Dataset excerpts:
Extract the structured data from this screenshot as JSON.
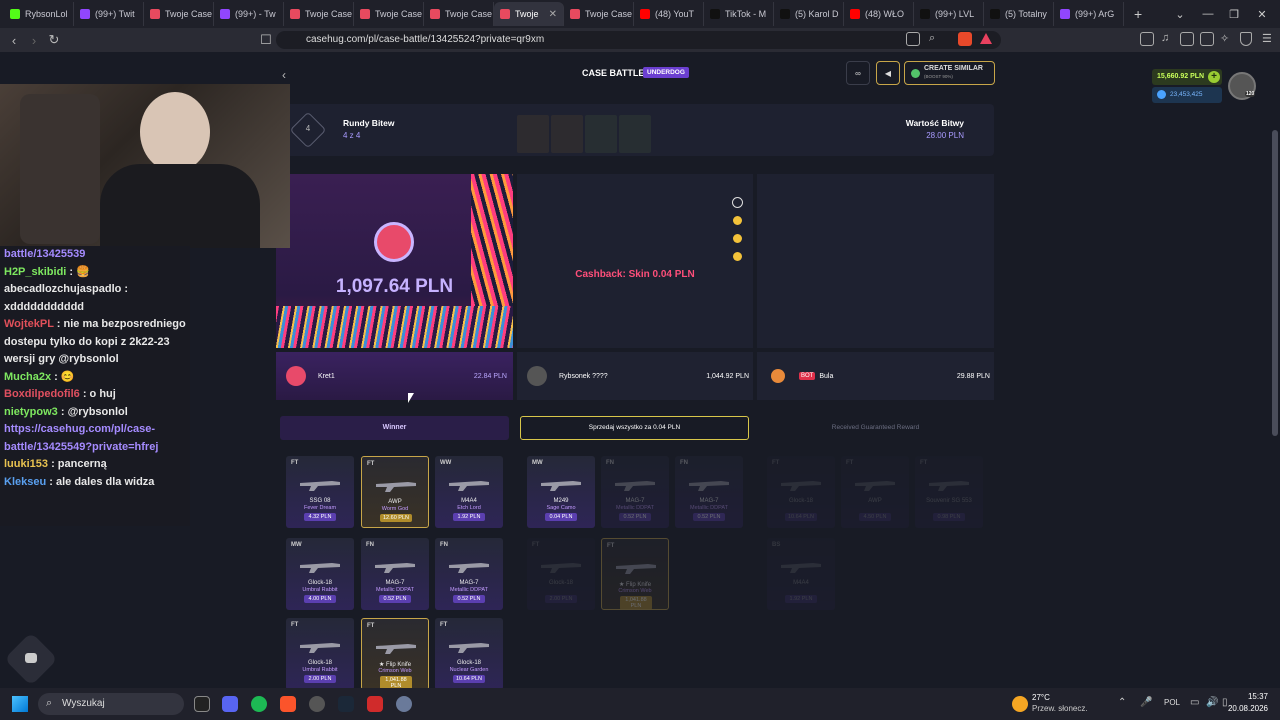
{
  "browser": {
    "tabs": [
      {
        "label": "RybsonLol",
        "color": "#53fc18",
        "active": false
      },
      {
        "label": "(99+) Twit",
        "color": "#9146ff",
        "active": false
      },
      {
        "label": "Twoje Case",
        "color": "#e84a5f",
        "active": false
      },
      {
        "label": "(99+) - Tw",
        "color": "#9146ff",
        "active": false
      },
      {
        "label": "Twoje Case",
        "color": "#e84a5f",
        "active": false
      },
      {
        "label": "Twoje Case",
        "color": "#e84a5f",
        "active": false
      },
      {
        "label": "Twoje Case",
        "color": "#e84a5f",
        "active": false
      },
      {
        "label": "Twoje",
        "color": "#e84a5f",
        "active": true
      },
      {
        "label": "Twoje Case",
        "color": "#e84a5f",
        "active": false
      },
      {
        "label": "(48) YouT",
        "color": "#ff0000",
        "active": false
      },
      {
        "label": "TikTok - M",
        "color": "#111111",
        "active": false
      },
      {
        "label": "(5) Karol D",
        "color": "#111111",
        "active": false
      },
      {
        "label": "(48) WŁO",
        "color": "#ff0000",
        "active": false
      },
      {
        "label": "(99+) LVL",
        "color": "#111111",
        "active": false
      },
      {
        "label": "(5) Totalny",
        "color": "#111111",
        "active": false
      },
      {
        "label": "(99+) ArG",
        "color": "#9146ff",
        "active": false
      }
    ],
    "url": "casehug.com/pl/case-battle/13425524?private=qr9xm"
  },
  "header": {
    "title": "CASE BATTLE",
    "badge": "UNDERDOG",
    "create_similar": "CREATE SIMILAR",
    "create_similar_sub": "(BOOST 90%)",
    "balance": "15,660.92 PLN",
    "points": "23,453,425",
    "level": "120"
  },
  "battle_info": {
    "rounds_count": "4",
    "rounds_label": "Rundy Bitew",
    "rounds_value": "4 z 4",
    "value_label": "Wartość Bitwy",
    "value": "28.00 PLN"
  },
  "winner_panel": {
    "amount": "1,097.64 PLN"
  },
  "middle_panel": {
    "cashback": "Cashback: Skin 0.04 PLN"
  },
  "players": [
    {
      "name": "Kret1",
      "total": "22.84 PLN"
    },
    {
      "name": "Rybsonek ????",
      "total": "1,044.92 PLN"
    },
    {
      "name": "Bula",
      "bot": "BOT",
      "total": "29.88 PLN"
    }
  ],
  "actions": {
    "winner": "Winner",
    "sell_all": "Sprzedaj wszystko za 0.04 PLN",
    "guaranteed": "Received Guaranteed Reward"
  },
  "col1_items": [
    {
      "cond": "FT",
      "name": "SSG 08",
      "skin": "Fever Dream",
      "price": "4.32 PLN"
    },
    {
      "cond": "FT",
      "name": "AWP",
      "skin": "Worm God",
      "price": "12.60 PLN"
    },
    {
      "cond": "WW",
      "name": "M4A4",
      "skin": "Etch Lord",
      "price": "1.92 PLN"
    },
    {
      "cond": "MW",
      "name": "Glock-18",
      "skin": "Umbral Rabbit",
      "price": "4.00 PLN"
    },
    {
      "cond": "FN",
      "name": "MAG-7",
      "skin": "Metallic DDPAT",
      "price": "0.52 PLN"
    },
    {
      "cond": "FN",
      "name": "MAG-7",
      "skin": "Metallic DDPAT",
      "price": "0.52 PLN"
    },
    {
      "cond": "FT",
      "name": "Glock-18",
      "skin": "Umbral Rabbit",
      "price": "2.00 PLN"
    },
    {
      "cond": "FT",
      "name": "★ Flip Knife",
      "skin": "Crimson Web",
      "price": "1,041.88 PLN"
    },
    {
      "cond": "FT",
      "name": "Glock-18",
      "skin": "Nuclear Garden",
      "price": "10.64 PLN"
    }
  ],
  "col2_items": [
    {
      "cond": "MW",
      "name": "M249",
      "skin": "Sage Camo",
      "price": "0.04 PLN"
    },
    {
      "cond": "FN",
      "name": "MAG-7",
      "skin": "Metallic DDPAT",
      "price": "0.52 PLN"
    },
    {
      "cond": "FN",
      "name": "MAG-7",
      "skin": "Metallic DDPAT",
      "price": "0.52 PLN"
    },
    {
      "cond": "FT",
      "name": "Glock-18",
      "skin": "",
      "price": "2.00 PLN"
    },
    {
      "cond": "FT",
      "name": "★ Flip Knife",
      "skin": "Crimson Web",
      "price": "1,041.88 PLN"
    }
  ],
  "col3_items": [
    {
      "cond": "FT",
      "name": "Glock-18",
      "skin": "",
      "price": "10.64 PLN"
    },
    {
      "cond": "FT",
      "name": "AWP",
      "skin": "",
      "price": "4.50 PLN"
    },
    {
      "cond": "FT",
      "name": "Souvenir SG 553",
      "skin": "",
      "price": "0.98 PLN"
    },
    {
      "cond": "BS",
      "name": "M4A4",
      "skin": "",
      "price": "1.92 PLN"
    }
  ],
  "stream": {
    "chat": [
      {
        "user": "",
        "text": "battle/13425539",
        "link": true
      },
      {
        "user": "H2P_skibidi",
        "color": "#7ee860",
        "text": " : 🍔"
      },
      {
        "user": "",
        "text": "abecadlozchujaspadlo :"
      },
      {
        "user": "",
        "text": "xddddddddddd"
      },
      {
        "user": "WojtekPL",
        "color": "#e0505a",
        "text": " : nie ma bezposredniego"
      },
      {
        "user": "",
        "text": "dostepu tylko do kopi z 2k22-23"
      },
      {
        "user": "",
        "text": "wersji gry @rybsonlol"
      },
      {
        "user": "Mucha2x",
        "color": "#7ee860",
        "text": " : 😊"
      },
      {
        "user": "Boxdilpedofil6",
        "color": "#e05060",
        "text": " : o huj"
      },
      {
        "user": "nietypow3",
        "color": "#7ee860",
        "text": " : @rybsonlol"
      },
      {
        "user": "",
        "text": "https://casehug.com/pl/case-",
        "link": true
      },
      {
        "user": "",
        "text": "battle/13425549?private=hfrej",
        "link": true
      },
      {
        "user": "luuki153",
        "color": "#e8c250",
        "text": " : pancerną"
      },
      {
        "user": "Klekseu",
        "color": "#5aa0f0",
        "text": " : ale dales dla widza"
      }
    ]
  },
  "taskbar": {
    "search": "Wyszukaj",
    "weather_temp": "27°C",
    "weather_desc": "Przew. słonecz.",
    "lang": "POL",
    "time": "15:37",
    "date": "20.08.2026"
  }
}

**WORK INSTRUCTIONS**
Every line above should be returned exactly; the pictures stay out.

**RESPONSE BELOW**
Extract the structured data from this screenshot as JSON.
{
  "browser": {
    "tabs": [
      {
        "label": "RybsonLol",
        "color": "#53fc18",
        "active": false
      },
      {
        "label": "(99+) Twit",
        "color": "#9146ff",
        "active": false
      },
      {
        "label": "Twoje Case",
        "color": "#e84a5f",
        "active": false
      },
      {
        "label": "(99+) - Tw",
        "color": "#9146ff",
        "active": false
      },
      {
        "label": "Twoje Case",
        "color": "#e84a5f",
        "active": false
      },
      {
        "label": "Twoje Case",
        "color": "#e84a5f",
        "active": false
      },
      {
        "label": "Twoje Case",
        "color": "#e84a5f",
        "active": false
      },
      {
        "label": "Twoje",
        "color": "#e84a5f",
        "active": true
      },
      {
        "label": "Twoje Case",
        "color": "#e84a5f",
        "active": false
      },
      {
        "label": "(48) YouT",
        "color": "#ff0000",
        "active": false
      },
      {
        "label": "TikTok - M",
        "color": "#111111",
        "active": false
      },
      {
        "label": "(5) Karol D",
        "color": "#111111",
        "active": false
      },
      {
        "label": "(48) WŁO",
        "color": "#ff0000",
        "active": false
      },
      {
        "label": "(99+) LVL",
        "color": "#111111",
        "active": false
      },
      {
        "label": "(5) Totalny",
        "color": "#111111",
        "active": false
      },
      {
        "label": "(99+) ArG",
        "color": "#9146ff",
        "active": false
      }
    ],
    "url": "casehug.com/pl/case-battle/13425524?private=qr9xm"
  },
  "header": {
    "title": "CASE BATTLE",
    "badge": "UNDERDOG",
    "create_similar": "CREATE SIMILAR",
    "create_similar_sub": "(BOOST 90%)",
    "balance": "15,660.92 PLN",
    "points": "23,453,425",
    "level": "120"
  },
  "battle_info": {
    "rounds_count": "4",
    "rounds_label": "Rundy Bitew",
    "rounds_value": "4 z 4",
    "value_label": "Wartość Bitwy",
    "value": "28.00 PLN"
  },
  "winner_panel": {
    "amount": "1,097.64 PLN"
  },
  "middle_panel": {
    "cashback": "Cashback: Skin 0.04 PLN"
  },
  "players": [
    {
      "name": "Kret1",
      "total": "22.84 PLN"
    },
    {
      "name": "Rybsonek ????",
      "total": "1,044.92 PLN"
    },
    {
      "name": "Bula",
      "bot": "BOT",
      "total": "29.88 PLN"
    }
  ],
  "actions": {
    "winner": "Winner",
    "sell_all": "Sprzedaj wszystko za 0.04 PLN",
    "guaranteed": "Received Guaranteed Reward"
  },
  "col1_items": [
    {
      "cond": "FT",
      "name": "SSG 08",
      "skin": "Fever Dream",
      "price": "4.32 PLN"
    },
    {
      "cond": "FT",
      "name": "AWP",
      "skin": "Worm God",
      "price": "12.60 PLN"
    },
    {
      "cond": "WW",
      "name": "M4A4",
      "skin": "Etch Lord",
      "price": "1.92 PLN"
    },
    {
      "cond": "MW",
      "name": "Glock-18",
      "skin": "Umbral Rabbit",
      "price": "4.00 PLN"
    },
    {
      "cond": "FN",
      "name": "MAG-7",
      "skin": "Metallic DDPAT",
      "price": "0.52 PLN"
    },
    {
      "cond": "FN",
      "name": "MAG-7",
      "skin": "Metallic DDPAT",
      "price": "0.52 PLN"
    },
    {
      "cond": "FT",
      "name": "Glock-18",
      "skin": "Umbral Rabbit",
      "price": "2.00 PLN"
    },
    {
      "cond": "FT",
      "name": "★ Flip Knife",
      "skin": "Crimson Web",
      "price": "1,041.88 PLN"
    },
    {
      "cond": "FT",
      "name": "Glock-18",
      "skin": "Nuclear Garden",
      "price": "10.64 PLN"
    }
  ],
  "col2_items": [
    {
      "cond": "MW",
      "name": "M249",
      "skin": "Sage Camo",
      "price": "0.04 PLN"
    },
    {
      "cond": "FN",
      "name": "MAG-7",
      "skin": "Metallic DDPAT",
      "price": "0.52 PLN"
    },
    {
      "cond": "FN",
      "name": "MAG-7",
      "skin": "Metallic DDPAT",
      "price": "0.52 PLN"
    },
    {
      "cond": "FT",
      "name": "Glock-18",
      "skin": "",
      "price": "2.00 PLN"
    },
    {
      "cond": "FT",
      "name": "★ Flip Knife",
      "skin": "Crimson Web",
      "price": "1,041.88 PLN"
    }
  ],
  "col3_items": [
    {
      "cond": "FT",
      "name": "Glock-18",
      "skin": "",
      "price": "10.64 PLN"
    },
    {
      "cond": "FT",
      "name": "AWP",
      "skin": "",
      "price": "4.50 PLN"
    },
    {
      "cond": "FT",
      "name": "Souvenir SG 553",
      "skin": "",
      "price": "0.98 PLN"
    },
    {
      "cond": "BS",
      "name": "M4A4",
      "skin": "",
      "price": "1.92 PLN"
    }
  ],
  "stream": {
    "chat": [
      {
        "user": "",
        "text": "battle/13425539",
        "link": true
      },
      {
        "user": "H2P_skibidi",
        "color": "#7ee860",
        "text": " : 🍔"
      },
      {
        "user": "",
        "text": "abecadlozchujaspadlo :"
      },
      {
        "user": "",
        "text": "xddddddddddd"
      },
      {
        "user": "WojtekPL",
        "color": "#e0505a",
        "text": " : nie ma bezposredniego"
      },
      {
        "user": "",
        "text": "dostepu tylko do kopi z 2k22-23"
      },
      {
        "user": "",
        "text": "wersji gry @rybsonlol"
      },
      {
        "user": "Mucha2x",
        "color": "#7ee860",
        "text": " : 😊"
      },
      {
        "user": "Boxdilpedofil6",
        "color": "#e05060",
        "text": " : o huj"
      },
      {
        "user": "nietypow3",
        "color": "#7ee860",
        "text": " : @rybsonlol"
      },
      {
        "user": "",
        "text": "https://casehug.com/pl/case-",
        "link": true
      },
      {
        "user": "",
        "text": "battle/13425549?private=hfrej",
        "link": true
      },
      {
        "user": "luuki153",
        "color": "#e8c250",
        "text": " : pancerną"
      },
      {
        "user": "Klekseu",
        "color": "#5aa0f0",
        "text": " : ale dales dla widza"
      }
    ]
  },
  "taskbar": {
    "search": "Wyszukaj",
    "weather_temp": "27°C",
    "weather_desc": "Przew. słonecz.",
    "lang": "POL",
    "time": "15:37",
    "date": "20.08.2026"
  }
}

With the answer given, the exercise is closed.